━━━━━ Material for this exercise

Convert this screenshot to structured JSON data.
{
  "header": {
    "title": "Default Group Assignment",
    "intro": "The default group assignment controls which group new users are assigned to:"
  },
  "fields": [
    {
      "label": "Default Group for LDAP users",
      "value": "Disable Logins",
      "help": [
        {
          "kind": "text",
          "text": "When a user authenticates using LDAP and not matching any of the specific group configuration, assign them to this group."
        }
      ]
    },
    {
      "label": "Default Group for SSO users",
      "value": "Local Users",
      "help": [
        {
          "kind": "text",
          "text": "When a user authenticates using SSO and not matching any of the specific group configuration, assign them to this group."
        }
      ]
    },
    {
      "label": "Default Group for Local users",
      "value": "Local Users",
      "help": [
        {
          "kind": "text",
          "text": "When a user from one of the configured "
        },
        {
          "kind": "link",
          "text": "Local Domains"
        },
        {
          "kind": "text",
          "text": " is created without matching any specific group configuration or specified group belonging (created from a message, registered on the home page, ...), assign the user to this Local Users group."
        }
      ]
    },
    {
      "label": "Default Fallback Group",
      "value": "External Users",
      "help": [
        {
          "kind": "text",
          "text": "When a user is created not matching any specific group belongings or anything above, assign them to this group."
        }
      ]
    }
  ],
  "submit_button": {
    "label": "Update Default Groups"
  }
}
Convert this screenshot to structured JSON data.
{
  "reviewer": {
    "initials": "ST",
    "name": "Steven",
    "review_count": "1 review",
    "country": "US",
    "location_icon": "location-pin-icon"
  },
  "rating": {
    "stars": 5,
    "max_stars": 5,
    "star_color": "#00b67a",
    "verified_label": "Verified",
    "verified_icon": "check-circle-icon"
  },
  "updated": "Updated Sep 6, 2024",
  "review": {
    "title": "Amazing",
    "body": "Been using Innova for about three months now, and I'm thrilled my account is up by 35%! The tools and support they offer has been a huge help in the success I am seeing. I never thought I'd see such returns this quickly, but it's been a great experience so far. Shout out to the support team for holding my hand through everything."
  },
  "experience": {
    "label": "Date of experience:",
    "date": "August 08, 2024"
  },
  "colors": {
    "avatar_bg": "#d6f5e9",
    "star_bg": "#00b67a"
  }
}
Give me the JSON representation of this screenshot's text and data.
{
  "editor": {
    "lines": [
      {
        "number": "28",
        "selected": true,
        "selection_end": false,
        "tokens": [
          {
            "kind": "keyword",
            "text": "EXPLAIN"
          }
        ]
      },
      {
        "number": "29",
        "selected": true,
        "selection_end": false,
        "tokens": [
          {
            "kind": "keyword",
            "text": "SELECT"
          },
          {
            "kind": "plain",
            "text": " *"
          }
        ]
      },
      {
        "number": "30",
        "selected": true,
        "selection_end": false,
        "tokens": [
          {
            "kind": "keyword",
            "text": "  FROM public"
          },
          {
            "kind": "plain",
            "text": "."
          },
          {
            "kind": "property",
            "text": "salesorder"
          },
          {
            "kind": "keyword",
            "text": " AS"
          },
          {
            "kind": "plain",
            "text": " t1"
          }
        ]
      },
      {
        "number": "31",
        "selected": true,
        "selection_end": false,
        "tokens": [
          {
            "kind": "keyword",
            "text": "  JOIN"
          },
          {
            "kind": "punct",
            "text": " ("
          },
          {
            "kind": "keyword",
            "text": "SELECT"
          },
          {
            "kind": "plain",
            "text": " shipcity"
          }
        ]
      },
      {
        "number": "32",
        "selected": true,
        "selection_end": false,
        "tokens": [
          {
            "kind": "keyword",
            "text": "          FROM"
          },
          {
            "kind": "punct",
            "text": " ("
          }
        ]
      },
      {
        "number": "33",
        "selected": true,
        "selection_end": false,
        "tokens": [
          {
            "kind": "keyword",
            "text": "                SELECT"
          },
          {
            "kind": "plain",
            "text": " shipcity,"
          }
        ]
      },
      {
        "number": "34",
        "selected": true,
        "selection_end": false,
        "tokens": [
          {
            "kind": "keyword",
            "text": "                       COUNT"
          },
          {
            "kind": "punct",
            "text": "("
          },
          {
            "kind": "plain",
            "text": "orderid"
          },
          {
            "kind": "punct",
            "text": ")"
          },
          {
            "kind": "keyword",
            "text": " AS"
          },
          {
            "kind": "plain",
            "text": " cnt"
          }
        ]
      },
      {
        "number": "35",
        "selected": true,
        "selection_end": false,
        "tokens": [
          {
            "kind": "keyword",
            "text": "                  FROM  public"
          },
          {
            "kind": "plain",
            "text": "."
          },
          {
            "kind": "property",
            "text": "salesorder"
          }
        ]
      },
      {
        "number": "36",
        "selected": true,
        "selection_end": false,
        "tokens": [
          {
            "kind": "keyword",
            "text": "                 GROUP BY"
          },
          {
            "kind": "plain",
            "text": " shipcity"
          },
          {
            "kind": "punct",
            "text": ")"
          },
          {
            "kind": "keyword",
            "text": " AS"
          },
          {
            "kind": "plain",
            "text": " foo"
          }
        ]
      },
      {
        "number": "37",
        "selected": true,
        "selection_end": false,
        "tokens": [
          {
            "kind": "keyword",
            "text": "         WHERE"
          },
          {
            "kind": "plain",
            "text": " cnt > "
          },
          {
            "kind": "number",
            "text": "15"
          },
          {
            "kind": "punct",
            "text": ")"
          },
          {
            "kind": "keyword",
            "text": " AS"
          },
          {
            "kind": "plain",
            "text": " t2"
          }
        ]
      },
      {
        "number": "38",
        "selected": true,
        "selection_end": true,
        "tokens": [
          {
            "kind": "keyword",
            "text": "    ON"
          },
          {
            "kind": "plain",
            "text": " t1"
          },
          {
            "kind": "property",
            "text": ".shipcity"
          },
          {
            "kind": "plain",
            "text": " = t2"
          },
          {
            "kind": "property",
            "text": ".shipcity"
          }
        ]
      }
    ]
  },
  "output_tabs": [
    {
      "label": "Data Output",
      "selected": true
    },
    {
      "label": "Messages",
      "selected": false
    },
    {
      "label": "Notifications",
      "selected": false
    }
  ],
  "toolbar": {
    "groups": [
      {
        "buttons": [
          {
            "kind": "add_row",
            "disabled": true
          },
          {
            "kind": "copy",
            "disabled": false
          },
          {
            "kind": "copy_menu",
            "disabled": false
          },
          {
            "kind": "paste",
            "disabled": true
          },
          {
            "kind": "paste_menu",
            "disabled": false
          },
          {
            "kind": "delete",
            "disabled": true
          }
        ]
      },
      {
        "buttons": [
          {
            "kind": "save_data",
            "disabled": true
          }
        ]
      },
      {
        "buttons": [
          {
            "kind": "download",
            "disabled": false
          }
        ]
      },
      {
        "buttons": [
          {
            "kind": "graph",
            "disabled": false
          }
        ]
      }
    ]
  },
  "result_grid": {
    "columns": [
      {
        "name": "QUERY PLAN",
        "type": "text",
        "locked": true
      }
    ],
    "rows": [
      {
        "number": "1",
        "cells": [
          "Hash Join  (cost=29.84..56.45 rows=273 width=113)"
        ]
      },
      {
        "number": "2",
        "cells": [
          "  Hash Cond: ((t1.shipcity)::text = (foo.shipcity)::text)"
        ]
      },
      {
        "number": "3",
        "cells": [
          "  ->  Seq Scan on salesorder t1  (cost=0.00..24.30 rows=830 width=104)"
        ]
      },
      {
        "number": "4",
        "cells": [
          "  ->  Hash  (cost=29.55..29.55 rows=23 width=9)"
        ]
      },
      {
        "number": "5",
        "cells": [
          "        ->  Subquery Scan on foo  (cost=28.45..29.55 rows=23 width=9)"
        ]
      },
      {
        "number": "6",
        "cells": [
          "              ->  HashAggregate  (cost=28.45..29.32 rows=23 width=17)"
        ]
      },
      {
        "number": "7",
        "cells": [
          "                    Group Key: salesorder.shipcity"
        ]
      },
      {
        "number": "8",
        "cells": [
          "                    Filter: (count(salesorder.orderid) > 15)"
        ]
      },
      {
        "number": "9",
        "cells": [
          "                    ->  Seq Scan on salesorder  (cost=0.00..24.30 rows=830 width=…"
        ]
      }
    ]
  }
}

━━━━━━━━━━

Exercise requirements -> Locate the word "Scan" in the records and collect each line it appears in.

Result below ->
          "  ->  Seq Scan on salesorder t1  (cost=0.00..24.30 rows=830 width=104)"
          "        ->  Subquery Scan on foo  (cost=28.45..29.55 rows=23 width=9)"
          "                    ->  Seq Scan on salesorder  (cost=0.00..24.30 rows=830 width=…"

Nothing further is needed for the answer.